WHAT IS BEING ASKED >> Copy each line with the word "write" in it.

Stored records
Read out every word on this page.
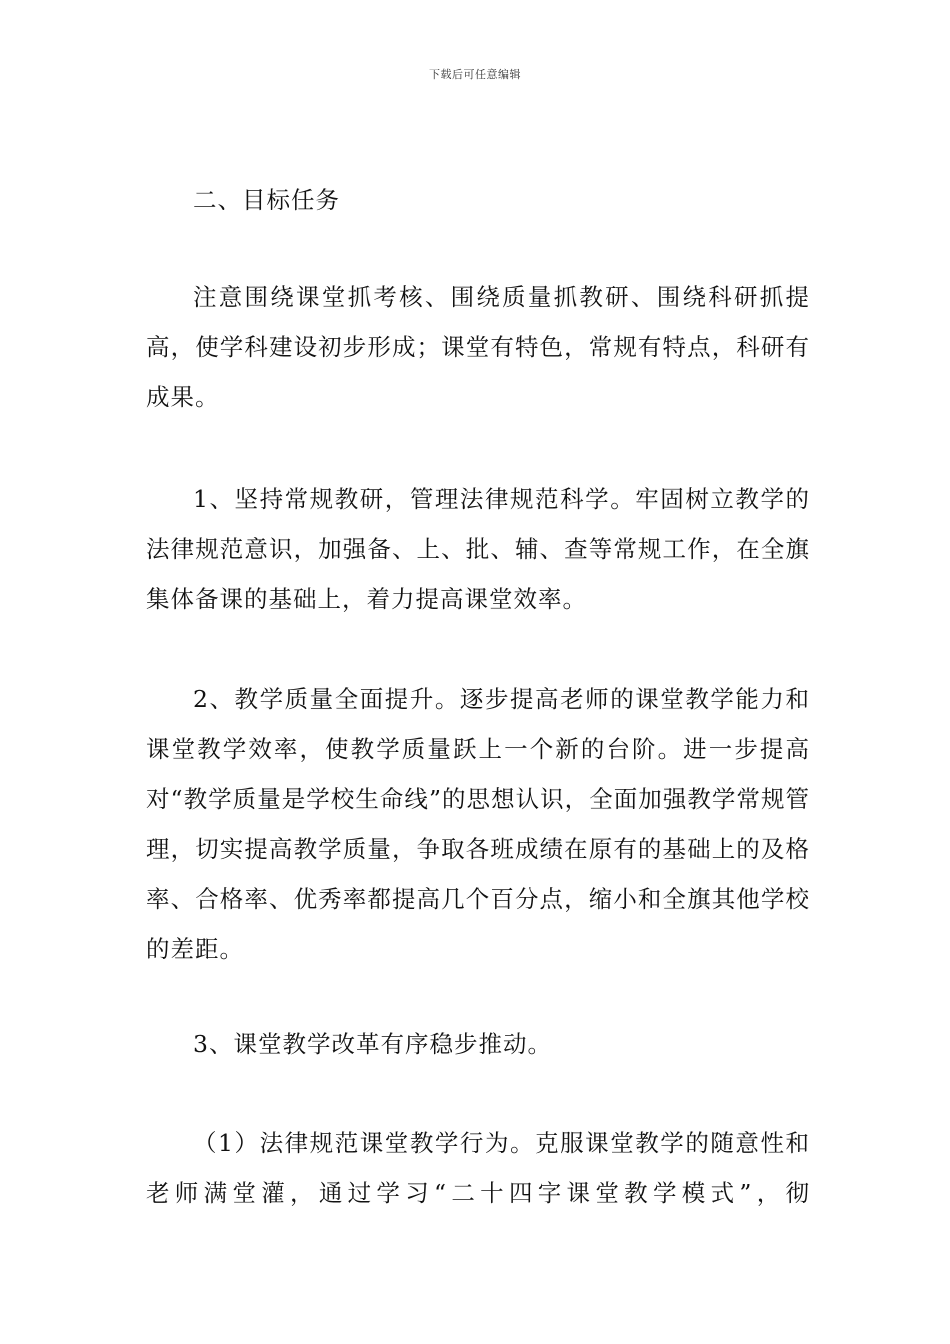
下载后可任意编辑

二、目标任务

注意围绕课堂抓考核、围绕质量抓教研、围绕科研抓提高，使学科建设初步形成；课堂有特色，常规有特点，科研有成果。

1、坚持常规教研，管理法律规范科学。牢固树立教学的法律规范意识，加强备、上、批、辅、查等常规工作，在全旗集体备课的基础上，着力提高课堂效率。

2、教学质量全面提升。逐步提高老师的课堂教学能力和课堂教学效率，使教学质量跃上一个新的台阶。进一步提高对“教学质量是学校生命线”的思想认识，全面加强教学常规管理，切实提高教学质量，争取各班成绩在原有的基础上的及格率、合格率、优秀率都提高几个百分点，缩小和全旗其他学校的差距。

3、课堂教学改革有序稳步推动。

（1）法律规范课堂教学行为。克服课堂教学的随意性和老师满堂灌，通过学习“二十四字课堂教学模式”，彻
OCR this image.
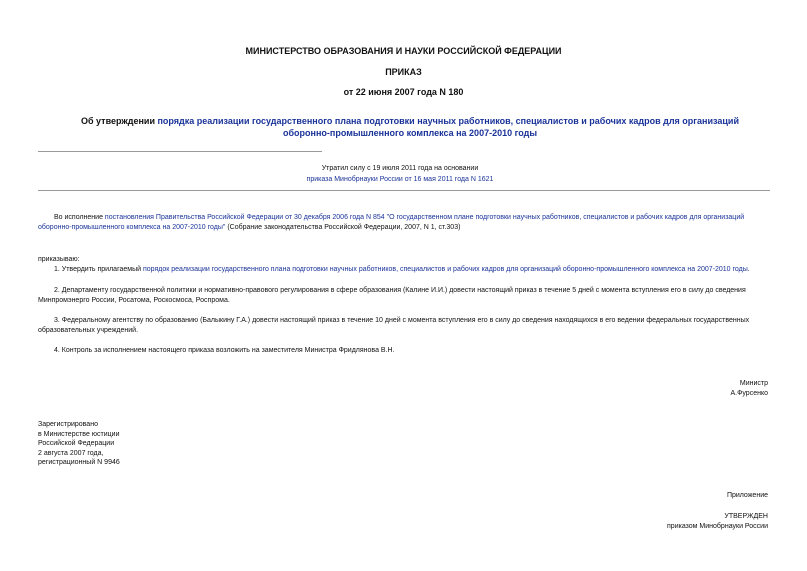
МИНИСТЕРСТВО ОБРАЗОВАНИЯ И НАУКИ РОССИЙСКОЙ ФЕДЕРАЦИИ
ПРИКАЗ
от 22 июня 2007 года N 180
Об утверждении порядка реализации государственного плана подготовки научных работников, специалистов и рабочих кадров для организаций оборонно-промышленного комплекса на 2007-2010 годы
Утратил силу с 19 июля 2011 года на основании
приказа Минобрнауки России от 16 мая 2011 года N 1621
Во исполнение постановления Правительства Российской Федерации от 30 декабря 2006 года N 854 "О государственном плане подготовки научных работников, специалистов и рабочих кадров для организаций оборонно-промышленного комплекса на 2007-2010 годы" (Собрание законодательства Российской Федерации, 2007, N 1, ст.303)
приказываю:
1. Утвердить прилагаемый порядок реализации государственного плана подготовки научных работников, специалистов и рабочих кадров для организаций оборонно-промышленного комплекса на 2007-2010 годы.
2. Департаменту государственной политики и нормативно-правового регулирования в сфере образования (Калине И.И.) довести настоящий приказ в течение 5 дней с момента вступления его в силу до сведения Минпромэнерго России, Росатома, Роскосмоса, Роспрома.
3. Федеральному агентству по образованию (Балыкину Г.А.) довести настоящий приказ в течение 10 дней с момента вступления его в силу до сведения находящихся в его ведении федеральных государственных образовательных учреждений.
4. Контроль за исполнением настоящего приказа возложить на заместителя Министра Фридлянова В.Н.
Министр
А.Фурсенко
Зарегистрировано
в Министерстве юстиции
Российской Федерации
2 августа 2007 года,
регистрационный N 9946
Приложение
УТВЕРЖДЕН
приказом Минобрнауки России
==
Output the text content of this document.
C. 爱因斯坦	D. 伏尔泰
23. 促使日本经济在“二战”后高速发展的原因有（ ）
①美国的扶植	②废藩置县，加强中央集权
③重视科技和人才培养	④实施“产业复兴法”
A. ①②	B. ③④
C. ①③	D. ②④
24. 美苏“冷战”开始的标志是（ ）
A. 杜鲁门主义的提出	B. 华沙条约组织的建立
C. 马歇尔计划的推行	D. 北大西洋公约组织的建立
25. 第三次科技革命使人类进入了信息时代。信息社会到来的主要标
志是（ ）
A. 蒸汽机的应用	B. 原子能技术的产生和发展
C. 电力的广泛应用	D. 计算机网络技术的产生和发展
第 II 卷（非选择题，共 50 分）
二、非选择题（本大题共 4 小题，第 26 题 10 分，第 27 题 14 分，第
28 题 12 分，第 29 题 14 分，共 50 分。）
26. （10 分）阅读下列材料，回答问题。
* * *
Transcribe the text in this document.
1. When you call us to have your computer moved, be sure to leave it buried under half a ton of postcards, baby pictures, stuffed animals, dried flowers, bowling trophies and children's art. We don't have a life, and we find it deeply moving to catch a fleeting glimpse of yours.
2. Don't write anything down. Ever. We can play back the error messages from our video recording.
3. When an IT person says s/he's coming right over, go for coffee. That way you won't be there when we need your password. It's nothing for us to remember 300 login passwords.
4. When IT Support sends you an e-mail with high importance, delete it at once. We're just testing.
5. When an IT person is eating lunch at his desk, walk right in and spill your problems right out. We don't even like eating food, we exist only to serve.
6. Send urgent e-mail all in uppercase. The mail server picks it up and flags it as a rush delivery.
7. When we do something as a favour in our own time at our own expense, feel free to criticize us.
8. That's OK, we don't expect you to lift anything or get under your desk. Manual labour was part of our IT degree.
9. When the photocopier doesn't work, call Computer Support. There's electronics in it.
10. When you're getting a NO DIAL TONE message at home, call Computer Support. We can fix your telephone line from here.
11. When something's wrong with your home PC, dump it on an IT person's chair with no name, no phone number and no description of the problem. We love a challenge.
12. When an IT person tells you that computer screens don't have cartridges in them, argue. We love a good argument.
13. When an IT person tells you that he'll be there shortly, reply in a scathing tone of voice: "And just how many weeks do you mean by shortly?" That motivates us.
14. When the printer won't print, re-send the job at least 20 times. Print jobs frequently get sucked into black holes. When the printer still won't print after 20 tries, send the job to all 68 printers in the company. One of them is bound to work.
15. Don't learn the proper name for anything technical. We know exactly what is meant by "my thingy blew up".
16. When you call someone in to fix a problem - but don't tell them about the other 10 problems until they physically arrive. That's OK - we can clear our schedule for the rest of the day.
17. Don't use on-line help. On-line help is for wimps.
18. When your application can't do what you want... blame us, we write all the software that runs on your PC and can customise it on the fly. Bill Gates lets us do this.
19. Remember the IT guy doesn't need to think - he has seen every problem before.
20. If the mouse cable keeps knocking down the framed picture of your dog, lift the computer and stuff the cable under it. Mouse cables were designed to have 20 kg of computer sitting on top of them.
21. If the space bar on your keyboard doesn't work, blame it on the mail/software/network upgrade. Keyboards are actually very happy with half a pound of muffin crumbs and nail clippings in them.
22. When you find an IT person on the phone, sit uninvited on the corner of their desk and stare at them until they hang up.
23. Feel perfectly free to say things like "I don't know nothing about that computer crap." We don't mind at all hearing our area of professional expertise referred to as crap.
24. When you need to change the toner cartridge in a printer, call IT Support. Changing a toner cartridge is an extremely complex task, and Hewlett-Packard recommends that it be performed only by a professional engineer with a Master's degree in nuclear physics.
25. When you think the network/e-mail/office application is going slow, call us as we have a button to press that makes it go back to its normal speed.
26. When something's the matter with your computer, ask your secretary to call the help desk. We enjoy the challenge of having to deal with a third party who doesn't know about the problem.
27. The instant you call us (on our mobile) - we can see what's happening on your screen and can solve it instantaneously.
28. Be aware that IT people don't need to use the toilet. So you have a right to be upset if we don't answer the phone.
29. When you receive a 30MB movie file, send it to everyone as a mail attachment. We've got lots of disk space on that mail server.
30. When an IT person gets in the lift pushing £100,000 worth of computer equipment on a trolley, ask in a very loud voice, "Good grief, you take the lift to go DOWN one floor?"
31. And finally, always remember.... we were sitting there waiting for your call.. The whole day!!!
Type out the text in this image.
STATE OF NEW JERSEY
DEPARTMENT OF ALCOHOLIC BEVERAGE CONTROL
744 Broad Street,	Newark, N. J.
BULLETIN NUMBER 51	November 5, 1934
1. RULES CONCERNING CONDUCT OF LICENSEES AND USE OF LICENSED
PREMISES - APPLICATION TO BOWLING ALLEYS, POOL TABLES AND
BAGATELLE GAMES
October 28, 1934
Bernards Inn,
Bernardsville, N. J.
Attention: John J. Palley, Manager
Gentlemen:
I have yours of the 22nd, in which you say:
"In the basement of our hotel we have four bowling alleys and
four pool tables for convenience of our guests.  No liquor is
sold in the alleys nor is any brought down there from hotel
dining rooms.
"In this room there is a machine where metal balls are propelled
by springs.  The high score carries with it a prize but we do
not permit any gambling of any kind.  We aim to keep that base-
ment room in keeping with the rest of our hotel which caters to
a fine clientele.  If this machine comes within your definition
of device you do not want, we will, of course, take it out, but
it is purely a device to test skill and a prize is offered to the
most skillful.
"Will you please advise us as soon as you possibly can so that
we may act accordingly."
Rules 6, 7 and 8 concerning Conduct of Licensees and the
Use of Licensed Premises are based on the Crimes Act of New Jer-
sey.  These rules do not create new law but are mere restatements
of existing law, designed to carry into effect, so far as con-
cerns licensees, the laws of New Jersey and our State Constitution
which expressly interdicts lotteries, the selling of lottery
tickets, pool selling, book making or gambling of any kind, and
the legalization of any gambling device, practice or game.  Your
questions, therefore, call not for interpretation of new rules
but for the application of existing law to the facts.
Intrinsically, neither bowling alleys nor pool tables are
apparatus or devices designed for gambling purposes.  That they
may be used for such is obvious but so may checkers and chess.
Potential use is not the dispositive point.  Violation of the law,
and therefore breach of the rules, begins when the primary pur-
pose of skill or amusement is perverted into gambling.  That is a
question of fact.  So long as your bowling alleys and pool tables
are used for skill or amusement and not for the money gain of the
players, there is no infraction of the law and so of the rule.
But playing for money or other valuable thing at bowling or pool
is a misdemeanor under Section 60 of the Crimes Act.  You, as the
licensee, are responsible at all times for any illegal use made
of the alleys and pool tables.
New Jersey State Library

WRITTEN ANSWER >>
2. Don't write anything down. Ever. We can play back the error messages from our video recording.
18. When your application can't do what you want... blame us, we write all the software that runs on your PC and can customise it on the fly. Bill Gates lets us do this.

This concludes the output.